Below is some material; set it all down exactly, apart from the pictures.
— START Information supplied —
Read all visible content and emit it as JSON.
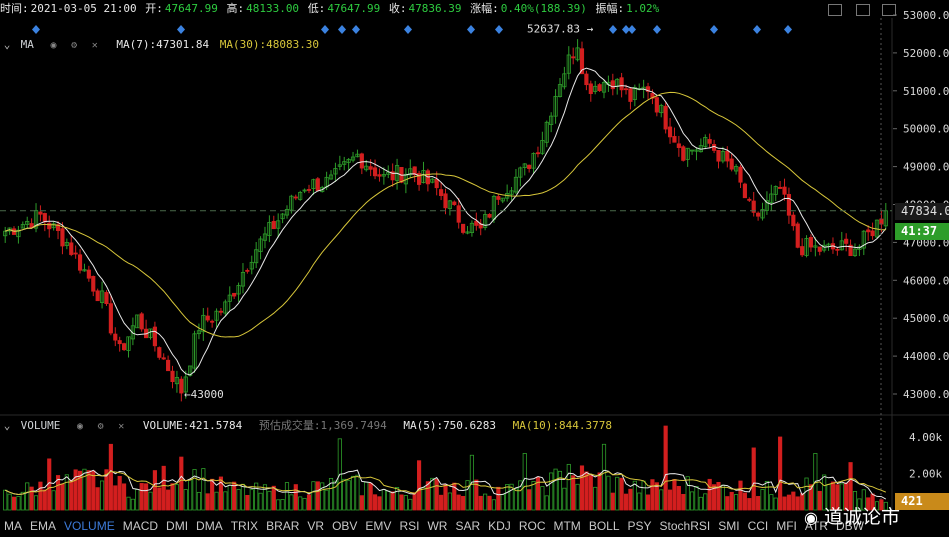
{
  "info": {
    "time_label": "时间:",
    "time": "2021-03-05 21:00",
    "open_label": "开:",
    "open": "47647.99",
    "high_label": "高:",
    "high": "48133.00",
    "low_label": "低:",
    "low": "47647.99",
    "close_label": "收:",
    "close": "47836.39",
    "change_label": "涨幅:",
    "change": "0.40%(188.39)",
    "amplitude_label": "振幅:",
    "amplitude": "1.02%"
  },
  "main_indicator": {
    "name": "MA",
    "ma7_label": "MA(7):47301.84",
    "ma30_label": "MA(30):48083.30"
  },
  "volume_indicator": {
    "name": "VOLUME",
    "value_label": "VOLUME:421.5784",
    "est_label": "预估成交量:1,369.7494",
    "ma5_label": "MA(5):750.6283",
    "ma10_label": "MA(10):844.3778"
  },
  "price_axis": [
    "53000.00",
    "52000.00",
    "51000.00",
    "50000.00",
    "49000.00",
    "48000.00",
    "47000.00",
    "46000.00",
    "45000.00",
    "44000.00",
    "43000.00"
  ],
  "current_price_label": "47834.0",
  "countdown_label": "41:37",
  "volume_axis": [
    "4.00k",
    "2.00k"
  ],
  "current_volume_label": "421",
  "annotations": {
    "high": "52637.83 →",
    "low": "←43000"
  },
  "tabs": [
    "MA",
    "EMA",
    "VOLUME",
    "MACD",
    "DMI",
    "DMA",
    "TRIX",
    "BRAR",
    "VR",
    "OBV",
    "EMV",
    "RSI",
    "WR",
    "SAR",
    "KDJ",
    "ROC",
    "MTM",
    "BOLL",
    "PSY",
    "StochRSI",
    "SMI",
    "CCI",
    "MFI",
    "ATR",
    "DBW"
  ],
  "active_tab": "VOLUME",
  "watermark": "道诚论市",
  "colors": {
    "up": "#2e9d2a",
    "down": "#d31f1f",
    "ma7": "#e8e8e8",
    "ma30": "#d7c63a",
    "ma5": "#e8e8e8",
    "ma10": "#d7c63a",
    "accent": "#3d7bd9",
    "price_badge": "#2e9d2a",
    "vol_badge": "#c98a1a"
  },
  "chart_data": {
    "type": "candlestick",
    "title": "",
    "ylim": [
      42800,
      53300
    ],
    "price_ticks": [
      53000,
      52000,
      51000,
      50000,
      49000,
      48000,
      47000,
      46000,
      45000,
      44000,
      43000
    ],
    "high_marker": 52637.83,
    "low_marker": 43000,
    "last_price": 47834,
    "price_anchors": [
      [
        0,
        47300
      ],
      [
        8,
        47700
      ],
      [
        14,
        47000
      ],
      [
        22,
        45500
      ],
      [
        26,
        44100
      ],
      [
        30,
        45000
      ],
      [
        34,
        44300
      ],
      [
        40,
        43100
      ],
      [
        44,
        44800
      ],
      [
        50,
        45300
      ],
      [
        56,
        46700
      ],
      [
        62,
        47600
      ],
      [
        68,
        48500
      ],
      [
        74,
        48600
      ],
      [
        80,
        49300
      ],
      [
        86,
        48700
      ],
      [
        92,
        48900
      ],
      [
        98,
        48400
      ],
      [
        104,
        47500
      ],
      [
        108,
        47300
      ],
      [
        112,
        48300
      ],
      [
        118,
        48900
      ],
      [
        122,
        49800
      ],
      [
        126,
        51300
      ],
      [
        130,
        52300
      ],
      [
        132,
        51100
      ],
      [
        138,
        51300
      ],
      [
        142,
        50800
      ],
      [
        146,
        51100
      ],
      [
        150,
        50200
      ],
      [
        154,
        49400
      ],
      [
        160,
        49600
      ],
      [
        166,
        48800
      ],
      [
        170,
        47600
      ],
      [
        176,
        48400
      ],
      [
        180,
        46900
      ],
      [
        186,
        46800
      ],
      [
        194,
        46900
      ],
      [
        200,
        47800
      ]
    ],
    "volume_ylim": [
      0,
      5000
    ],
    "volume_ticks": [
      4000,
      2000
    ],
    "volume_anchors": [
      [
        0,
        900
      ],
      [
        10,
        1400
      ],
      [
        20,
        1800
      ],
      [
        30,
        1100
      ],
      [
        40,
        2300
      ],
      [
        50,
        1200
      ],
      [
        60,
        1000
      ],
      [
        70,
        1300
      ],
      [
        80,
        1400
      ],
      [
        90,
        900
      ],
      [
        100,
        1500
      ],
      [
        110,
        1100
      ],
      [
        120,
        1200
      ],
      [
        128,
        2000
      ],
      [
        135,
        1700
      ],
      [
        145,
        1200
      ],
      [
        155,
        1400
      ],
      [
        165,
        1300
      ],
      [
        175,
        1100
      ],
      [
        185,
        1500
      ],
      [
        195,
        800
      ],
      [
        200,
        421
      ]
    ],
    "volume_spikes": [
      [
        10,
        2800
      ],
      [
        24,
        3600
      ],
      [
        40,
        2900
      ],
      [
        76,
        3900
      ],
      [
        94,
        2700
      ],
      [
        106,
        3000
      ],
      [
        118,
        3100
      ],
      [
        128,
        2500
      ],
      [
        136,
        3600
      ],
      [
        150,
        4600
      ],
      [
        170,
        3400
      ],
      [
        176,
        4000
      ],
      [
        184,
        3100
      ],
      [
        192,
        2600
      ]
    ],
    "markers": "diamond-row",
    "num_candles": 201
  }
}
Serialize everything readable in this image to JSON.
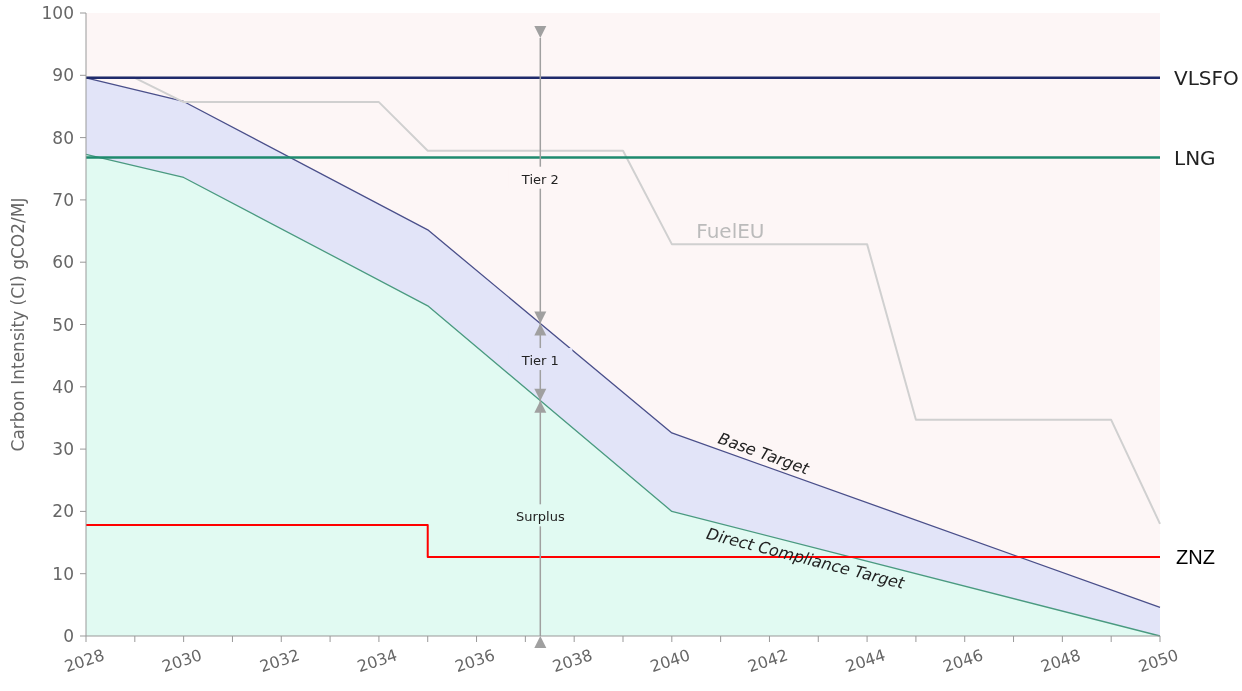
— END Information supplied —
Reply to the exercise:
Read all visible content and emit it as JSON.
{
  "info": {
    "time_label": "时间:",
    "time": "2021-03-05 21:00",
    "open_label": "开:",
    "open": "47647.99",
    "high_label": "高:",
    "high": "48133.00",
    "low_label": "低:",
    "low": "47647.99",
    "close_label": "收:",
    "close": "47836.39",
    "change_label": "涨幅:",
    "change": "0.40%(188.39)",
    "amplitude_label": "振幅:",
    "amplitude": "1.02%"
  },
  "main_indicator": {
    "name": "MA",
    "ma7_label": "MA(7):47301.84",
    "ma30_label": "MA(30):48083.30"
  },
  "volume_indicator": {
    "name": "VOLUME",
    "value_label": "VOLUME:421.5784",
    "est_label": "预估成交量:1,369.7494",
    "ma5_label": "MA(5):750.6283",
    "ma10_label": "MA(10):844.3778"
  },
  "price_axis": [
    "53000.00",
    "52000.00",
    "51000.00",
    "50000.00",
    "49000.00",
    "48000.00",
    "47000.00",
    "46000.00",
    "45000.00",
    "44000.00",
    "43000.00"
  ],
  "current_price_label": "47834.0",
  "countdown_label": "41:37",
  "volume_axis": [
    "4.00k",
    "2.00k"
  ],
  "current_volume_label": "421",
  "annotations": {
    "high": "52637.83 →",
    "low": "←43000"
  },
  "tabs": [
    "MA",
    "EMA",
    "VOLUME",
    "MACD",
    "DMI",
    "DMA",
    "TRIX",
    "BRAR",
    "VR",
    "OBV",
    "EMV",
    "RSI",
    "WR",
    "SAR",
    "KDJ",
    "ROC",
    "MTM",
    "BOLL",
    "PSY",
    "StochRSI",
    "SMI",
    "CCI",
    "MFI",
    "ATR",
    "DBW"
  ],
  "active_tab": "VOLUME",
  "watermark": "道诚论市",
  "colors": {
    "up": "#2e9d2a",
    "down": "#d31f1f",
    "ma7": "#e8e8e8",
    "ma30": "#d7c63a",
    "ma5": "#e8e8e8",
    "ma10": "#d7c63a",
    "accent": "#3d7bd9",
    "price_badge": "#2e9d2a",
    "vol_badge": "#c98a1a"
  },
  "chart_data": {
    "type": "candlestick",
    "title": "",
    "ylim": [
      42800,
      53300
    ],
    "price_ticks": [
      53000,
      52000,
      51000,
      50000,
      49000,
      48000,
      47000,
      46000,
      45000,
      44000,
      43000
    ],
    "high_marker": 52637.83,
    "low_marker": 43000,
    "last_price": 47834,
    "price_anchors": [
      [
        0,
        47300
      ],
      [
        8,
        47700
      ],
      [
        14,
        47000
      ],
      [
        22,
        45500
      ],
      [
        26,
        44100
      ],
      [
        30,
        45000
      ],
      [
        34,
        44300
      ],
      [
        40,
        43100
      ],
      [
        44,
        44800
      ],
      [
        50,
        45300
      ],
      [
        56,
        46700
      ],
      [
        62,
        47600
      ],
      [
        68,
        48500
      ],
      [
        74,
        48600
      ],
      [
        80,
        49300
      ],
      [
        86,
        48700
      ],
      [
        92,
        48900
      ],
      [
        98,
        48400
      ],
      [
        104,
        47500
      ],
      [
        108,
        47300
      ],
      [
        112,
        48300
      ],
      [
        118,
        48900
      ],
      [
        122,
        49800
      ],
      [
        126,
        51300
      ],
      [
        130,
        52300
      ],
      [
        132,
        51100
      ],
      [
        138,
        51300
      ],
      [
        142,
        50800
      ],
      [
        146,
        51100
      ],
      [
        150,
        50200
      ],
      [
        154,
        49400
      ],
      [
        160,
        49600
      ],
      [
        166,
        48800
      ],
      [
        170,
        47600
      ],
      [
        176,
        48400
      ],
      [
        180,
        46900
      ],
      [
        186,
        46800
      ],
      [
        194,
        46900
      ],
      [
        200,
        47800
      ]
    ],
    "volume_ylim": [
      0,
      5000
    ],
    "volume_ticks": [
      4000,
      2000
    ],
    "volume_anchors": [
      [
        0,
        900
      ],
      [
        10,
        1400
      ],
      [
        20,
        1800
      ],
      [
        30,
        1100
      ],
      [
        40,
        2300
      ],
      [
        50,
        1200
      ],
      [
        60,
        1000
      ],
      [
        70,
        1300
      ],
      [
        80,
        1400
      ],
      [
        90,
        900
      ],
      [
        100,
        1500
      ],
      [
        110,
        1100
      ],
      [
        120,
        1200
      ],
      [
        128,
        2000
      ],
      [
        135,
        1700
      ],
      [
        145,
        1200
      ],
      [
        155,
        1400
      ],
      [
        165,
        1300
      ],
      [
        175,
        1100
      ],
      [
        185,
        1500
      ],
      [
        195,
        800
      ],
      [
        200,
        421
      ]
    ],
    "volume_spikes": [
      [
        10,
        2800
      ],
      [
        24,
        3600
      ],
      [
        40,
        2900
      ],
      [
        76,
        3900
      ],
      [
        94,
        2700
      ],
      [
        106,
        3000
      ],
      [
        118,
        3100
      ],
      [
        128,
        2500
      ],
      [
        136,
        3600
      ],
      [
        150,
        4600
      ],
      [
        170,
        3400
      ],
      [
        176,
        4000
      ],
      [
        184,
        3100
      ],
      [
        192,
        2600
      ]
    ],
    "markers": "diamond-row",
    "num_candles": 201
  }
}
Serialize everything readable in this image to JSON.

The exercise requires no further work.